┌─ Data provided
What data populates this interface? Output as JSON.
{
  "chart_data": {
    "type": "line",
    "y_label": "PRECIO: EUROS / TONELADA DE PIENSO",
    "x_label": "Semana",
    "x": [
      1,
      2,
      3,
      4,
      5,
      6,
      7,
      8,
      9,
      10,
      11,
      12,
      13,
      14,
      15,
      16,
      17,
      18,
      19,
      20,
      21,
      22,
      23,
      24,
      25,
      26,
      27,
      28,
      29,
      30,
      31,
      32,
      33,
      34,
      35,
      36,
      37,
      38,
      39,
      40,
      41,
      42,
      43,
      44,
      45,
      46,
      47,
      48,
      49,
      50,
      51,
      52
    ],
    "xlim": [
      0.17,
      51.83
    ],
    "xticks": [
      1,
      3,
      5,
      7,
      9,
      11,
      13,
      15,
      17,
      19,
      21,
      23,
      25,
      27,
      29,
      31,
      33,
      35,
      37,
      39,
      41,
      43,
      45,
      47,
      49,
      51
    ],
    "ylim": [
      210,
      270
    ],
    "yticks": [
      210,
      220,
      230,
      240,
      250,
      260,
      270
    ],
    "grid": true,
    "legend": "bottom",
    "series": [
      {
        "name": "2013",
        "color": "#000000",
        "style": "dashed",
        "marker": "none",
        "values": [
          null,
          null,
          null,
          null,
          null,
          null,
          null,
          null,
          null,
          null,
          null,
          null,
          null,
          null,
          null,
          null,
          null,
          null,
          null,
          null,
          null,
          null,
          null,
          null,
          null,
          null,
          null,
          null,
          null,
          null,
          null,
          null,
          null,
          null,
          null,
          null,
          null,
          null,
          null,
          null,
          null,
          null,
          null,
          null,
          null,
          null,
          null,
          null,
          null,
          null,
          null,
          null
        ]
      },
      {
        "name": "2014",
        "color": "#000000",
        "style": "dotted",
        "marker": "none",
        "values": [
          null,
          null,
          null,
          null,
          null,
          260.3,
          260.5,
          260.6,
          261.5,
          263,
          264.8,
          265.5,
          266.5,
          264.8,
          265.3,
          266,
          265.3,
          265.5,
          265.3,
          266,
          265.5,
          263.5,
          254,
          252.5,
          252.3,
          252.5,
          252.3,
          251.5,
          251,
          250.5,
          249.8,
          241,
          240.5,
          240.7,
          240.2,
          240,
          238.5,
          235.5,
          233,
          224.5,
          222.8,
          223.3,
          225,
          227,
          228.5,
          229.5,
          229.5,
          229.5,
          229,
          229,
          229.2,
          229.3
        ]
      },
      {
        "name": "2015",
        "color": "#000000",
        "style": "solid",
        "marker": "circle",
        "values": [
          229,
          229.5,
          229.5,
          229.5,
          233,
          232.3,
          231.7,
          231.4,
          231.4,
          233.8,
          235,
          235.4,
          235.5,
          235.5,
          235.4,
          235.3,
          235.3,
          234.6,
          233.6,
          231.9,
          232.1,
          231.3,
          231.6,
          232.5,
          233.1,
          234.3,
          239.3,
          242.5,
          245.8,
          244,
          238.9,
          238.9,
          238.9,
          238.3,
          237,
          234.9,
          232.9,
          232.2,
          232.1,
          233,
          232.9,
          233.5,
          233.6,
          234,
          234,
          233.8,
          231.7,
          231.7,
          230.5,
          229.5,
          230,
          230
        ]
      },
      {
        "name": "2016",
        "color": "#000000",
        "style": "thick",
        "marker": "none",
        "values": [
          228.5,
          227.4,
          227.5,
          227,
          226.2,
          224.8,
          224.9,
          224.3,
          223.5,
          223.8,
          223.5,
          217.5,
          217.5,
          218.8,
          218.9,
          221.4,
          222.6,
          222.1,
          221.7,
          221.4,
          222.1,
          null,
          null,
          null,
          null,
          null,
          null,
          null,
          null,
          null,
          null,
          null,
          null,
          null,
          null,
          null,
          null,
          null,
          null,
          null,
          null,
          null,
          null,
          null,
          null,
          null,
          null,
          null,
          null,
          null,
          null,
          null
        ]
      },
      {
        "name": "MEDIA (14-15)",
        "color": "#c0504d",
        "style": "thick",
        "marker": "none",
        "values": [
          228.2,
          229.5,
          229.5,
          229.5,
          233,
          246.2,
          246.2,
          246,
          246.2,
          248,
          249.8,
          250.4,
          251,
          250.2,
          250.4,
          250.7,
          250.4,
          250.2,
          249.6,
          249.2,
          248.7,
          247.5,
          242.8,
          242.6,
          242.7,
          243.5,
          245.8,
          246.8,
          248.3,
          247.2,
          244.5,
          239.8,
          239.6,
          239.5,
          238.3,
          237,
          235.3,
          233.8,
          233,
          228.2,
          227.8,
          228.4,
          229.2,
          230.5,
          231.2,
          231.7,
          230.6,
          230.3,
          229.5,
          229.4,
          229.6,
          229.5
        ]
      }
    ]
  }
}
└─
● The task
State how many lines in the records above contain the word "style", giving only the number.

● Correct response
5